EXCERPTED DATA:
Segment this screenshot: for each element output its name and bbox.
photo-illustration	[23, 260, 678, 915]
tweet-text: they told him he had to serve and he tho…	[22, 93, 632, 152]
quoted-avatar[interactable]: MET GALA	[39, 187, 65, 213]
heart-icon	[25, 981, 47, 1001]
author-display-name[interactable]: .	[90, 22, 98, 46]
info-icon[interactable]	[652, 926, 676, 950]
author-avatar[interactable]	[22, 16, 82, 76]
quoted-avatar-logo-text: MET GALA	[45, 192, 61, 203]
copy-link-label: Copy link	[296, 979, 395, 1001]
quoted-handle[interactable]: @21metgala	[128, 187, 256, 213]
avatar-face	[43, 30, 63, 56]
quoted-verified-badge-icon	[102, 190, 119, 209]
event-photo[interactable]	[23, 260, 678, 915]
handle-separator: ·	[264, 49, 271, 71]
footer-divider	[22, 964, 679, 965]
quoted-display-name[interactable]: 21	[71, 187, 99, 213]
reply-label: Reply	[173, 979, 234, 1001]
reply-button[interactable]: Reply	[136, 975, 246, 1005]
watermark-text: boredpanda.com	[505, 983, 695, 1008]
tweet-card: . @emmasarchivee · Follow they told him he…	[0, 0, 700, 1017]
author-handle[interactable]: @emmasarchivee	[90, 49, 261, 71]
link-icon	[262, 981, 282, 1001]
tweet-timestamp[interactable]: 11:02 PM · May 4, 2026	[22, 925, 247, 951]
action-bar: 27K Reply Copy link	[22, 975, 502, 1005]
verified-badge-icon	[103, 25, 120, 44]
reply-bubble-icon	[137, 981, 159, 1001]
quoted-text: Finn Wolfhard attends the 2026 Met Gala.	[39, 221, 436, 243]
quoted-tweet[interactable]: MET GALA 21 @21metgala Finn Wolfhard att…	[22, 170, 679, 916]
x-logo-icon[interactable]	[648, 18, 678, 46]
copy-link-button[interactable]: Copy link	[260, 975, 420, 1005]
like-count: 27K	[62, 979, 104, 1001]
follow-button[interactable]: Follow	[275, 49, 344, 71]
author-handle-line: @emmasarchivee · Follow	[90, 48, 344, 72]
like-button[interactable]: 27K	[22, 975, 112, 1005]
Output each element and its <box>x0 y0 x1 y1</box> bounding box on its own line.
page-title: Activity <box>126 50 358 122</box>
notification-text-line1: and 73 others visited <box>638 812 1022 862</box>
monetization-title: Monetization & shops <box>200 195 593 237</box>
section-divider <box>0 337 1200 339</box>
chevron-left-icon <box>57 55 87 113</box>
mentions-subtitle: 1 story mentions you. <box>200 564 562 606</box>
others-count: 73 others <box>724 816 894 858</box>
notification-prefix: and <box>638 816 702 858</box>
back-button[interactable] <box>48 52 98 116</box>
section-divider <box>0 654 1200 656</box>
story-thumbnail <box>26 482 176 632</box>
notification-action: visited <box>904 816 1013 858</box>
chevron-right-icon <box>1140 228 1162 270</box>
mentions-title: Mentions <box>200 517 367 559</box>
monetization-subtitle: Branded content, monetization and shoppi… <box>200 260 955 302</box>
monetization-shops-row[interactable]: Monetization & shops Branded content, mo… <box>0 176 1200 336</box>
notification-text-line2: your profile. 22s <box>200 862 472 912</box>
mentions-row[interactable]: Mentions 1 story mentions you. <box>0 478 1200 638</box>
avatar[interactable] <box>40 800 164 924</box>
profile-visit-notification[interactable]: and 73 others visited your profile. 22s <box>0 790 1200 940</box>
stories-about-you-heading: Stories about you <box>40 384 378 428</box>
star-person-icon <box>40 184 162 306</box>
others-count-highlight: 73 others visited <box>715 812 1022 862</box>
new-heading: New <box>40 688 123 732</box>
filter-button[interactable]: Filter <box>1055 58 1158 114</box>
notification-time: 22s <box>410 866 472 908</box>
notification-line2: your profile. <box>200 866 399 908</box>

THE REQUEST:
Please format all of the lines above as a numbered list, leaving out any blank lines.

RESULT BELOW:
1. Segment this screenshot: for each element output its name and bbox.
2. photo-illustration	[23, 260, 678, 915]
3. tweet-text: they told him he had to serve and he tho…	[22, 93, 632, 152]
4. quoted-avatar[interactable]: MET GALA	[39, 187, 65, 213]
5. heart-icon	[25, 981, 47, 1001]
6. author-display-name[interactable]: .	[90, 22, 98, 46]
7. info-icon[interactable]	[652, 926, 676, 950]
8. author-avatar[interactable]	[22, 16, 82, 76]
9. quoted-avatar-logo-text: MET GALA	[45, 192, 61, 203]
10. copy-link-label: Copy link	[296, 979, 395, 1001]
11. quoted-handle[interactable]: @21metgala	[128, 187, 256, 213]
12. avatar-face	[43, 30, 63, 56]
13. quoted-verified-badge-icon	[102, 190, 119, 209]
14. event-photo[interactable]	[23, 260, 678, 915]
15. handle-separator: ·	[264, 49, 271, 71]
16. footer-divider	[22, 964, 679, 965]
17. quoted-display-name[interactable]: 21	[71, 187, 99, 213]
18. reply-label: Reply	[173, 979, 234, 1001]
19. reply-button[interactable]: Reply	[136, 975, 246, 1005]
20. watermark-text: boredpanda.com	[505, 983, 695, 1008]
21. tweet-card: . @emmasarchivee · Follow they told him he…	[0, 0, 700, 1017]
22. author-handle[interactable]: @emmasarchivee	[90, 49, 261, 71]
23. link-icon	[262, 981, 282, 1001]
24. tweet-timestamp[interactable]: 11:02 PM · May 4, 2026	[22, 925, 247, 951]
25. action-bar: 27K Reply Copy link	[22, 975, 502, 1005]
26. verified-badge-icon	[103, 25, 120, 44]
27. reply-bubble-icon	[137, 981, 159, 1001]
28. quoted-text: Finn Wolfhard attends the 2026 Met Gala.	[39, 221, 436, 243]
29. quoted-tweet[interactable]: MET GALA 21 @21metgala Finn Wolfhard att…	[22, 170, 679, 916]
30. x-logo-icon[interactable]	[648, 18, 678, 46]
31. copy-link-button[interactable]: Copy link	[260, 975, 420, 1005]
32. like-count: 27K	[62, 979, 104, 1001]
33. follow-button[interactable]: Follow	[275, 49, 344, 71]
34. author-handle-line: @emmasarchivee · Follow	[90, 48, 344, 72]
35. like-button[interactable]: 27K	[22, 975, 112, 1005]
36. Output each element and its <box>x0 y0 x1 y1</box> bounding box on its own line.
37. page-title: Activity <box>126 50 358 122</box>
38. notification-text-line1: and 73 others visited <box>638 812 1022 862</box>
39. monetization-title: Monetization & shops <box>200 195 593 237</box>
40. section-divider <box>0 337 1200 339</box>
41. chevron-left-icon <box>57 55 87 113</box>
42. mentions-subtitle: 1 story mentions you. <box>200 564 562 606</box>
43. others-count: 73 others <box>724 816 894 858</box>
44. notification-prefix: and <box>638 816 702 858</box>
45. back-button[interactable] <box>48 52 98 116</box>
46. section-divider <box>0 654 1200 656</box>
47. story-thumbnail <box>26 482 176 632</box>
48. notification-action: visited <box>904 816 1013 858</box>
49. chevron-right-icon <box>1140 228 1162 270</box>
50. mentions-title: Mentions <box>200 517 367 559</box>
51. monetization-subtitle: Branded content, monetization and shoppi… <box>200 260 955 302</box>
52. monetization-shops-row[interactable]: Monetization & shops Branded content, mo… <box>0 176 1200 336</box>
53. notification-text-line2: your profile. 22s <box>200 862 472 912</box>
54. mentions-row[interactable]: Mentions 1 story mentions you. <box>0 478 1200 638</box>
55. avatar[interactable] <box>40 800 164 924</box>
56. profile-visit-notification[interactable]: and 73 others visited your profile. 22s <box>0 790 1200 940</box>
57. stories-about-you-heading: Stories about you <box>40 384 378 428</box>
58. star-person-icon <box>40 184 162 306</box>
59. others-count-highlight: 73 others visited <box>715 812 1022 862</box>
60. new-heading: New <box>40 688 123 732</box>
61. filter-button[interactable]: Filter <box>1055 58 1158 114</box>
62. notification-time: 22s <box>410 866 472 908</box>
63. notification-line2: your profile. <box>200 866 399 908</box>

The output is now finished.